▶ _REQUIRED ACTION_: The answer should consist of all the records, written out word for word.

(Stored items from a collection)
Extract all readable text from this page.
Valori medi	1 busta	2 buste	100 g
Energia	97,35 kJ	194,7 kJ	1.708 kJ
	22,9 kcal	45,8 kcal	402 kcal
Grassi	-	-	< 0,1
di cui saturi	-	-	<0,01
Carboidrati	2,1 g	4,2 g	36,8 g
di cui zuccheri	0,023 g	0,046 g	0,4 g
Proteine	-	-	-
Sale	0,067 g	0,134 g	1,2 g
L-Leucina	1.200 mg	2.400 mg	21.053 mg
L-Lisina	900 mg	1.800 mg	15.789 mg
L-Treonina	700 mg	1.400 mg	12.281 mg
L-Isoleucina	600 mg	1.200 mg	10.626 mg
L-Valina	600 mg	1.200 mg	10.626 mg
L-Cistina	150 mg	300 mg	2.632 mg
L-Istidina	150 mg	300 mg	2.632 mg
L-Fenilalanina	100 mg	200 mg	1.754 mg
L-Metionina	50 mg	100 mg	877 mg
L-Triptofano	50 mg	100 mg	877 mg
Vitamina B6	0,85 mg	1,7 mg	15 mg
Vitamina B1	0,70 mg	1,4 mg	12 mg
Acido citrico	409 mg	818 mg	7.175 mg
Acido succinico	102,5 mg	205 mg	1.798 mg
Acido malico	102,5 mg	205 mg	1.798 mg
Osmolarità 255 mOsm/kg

▶ _RESPONSE_:
Extract all readable text from this page.
Valori medi	1 busta	2 buste	100 g
Energia	97,35 kJ	194,7 kJ	1.708 kJ
	22,9 kcal	45,8 kcal	402 kcal
Grassi	-	-	< 0,1
di cui saturi	-	-	<0,01
Carboidrati	2,1 g	4,2 g	36,8 g
di cui zuccheri	0,023 g	0,046 g	0,4 g
Proteine	-	-	-
Sale	0,067 g	0,134 g	1,2 g
L-Leucina	1.200 mg	2.400 mg	21.053 mg
L-Lisina	900 mg	1.800 mg	15.789 mg
L-Treonina	700 mg	1.400 mg	12.281 mg
L-Isoleucina	600 mg	1.200 mg	10.626 mg
L-Valina	600 mg	1.200 mg	10.626 mg
L-Cistina	150 mg	300 mg	2.632 mg
L-Istidina	150 mg	300 mg	2.632 mg
L-Fenilalanina	100 mg	200 mg	1.754 mg
L-Metionina	50 mg	100 mg	877 mg
L-Triptofano	50 mg	100 mg	877 mg
Vitamina B6	0,85 mg	1,7 mg	15 mg
Vitamina B1	0,70 mg	1,4 mg	12 mg
Acido citrico	409 mg	818 mg	7.175 mg
Acido succinico	102,5 mg	205 mg	1.798 mg
Acido malico	102,5 mg	205 mg	1.798 mg
Osmolarità 255 mOsm/kg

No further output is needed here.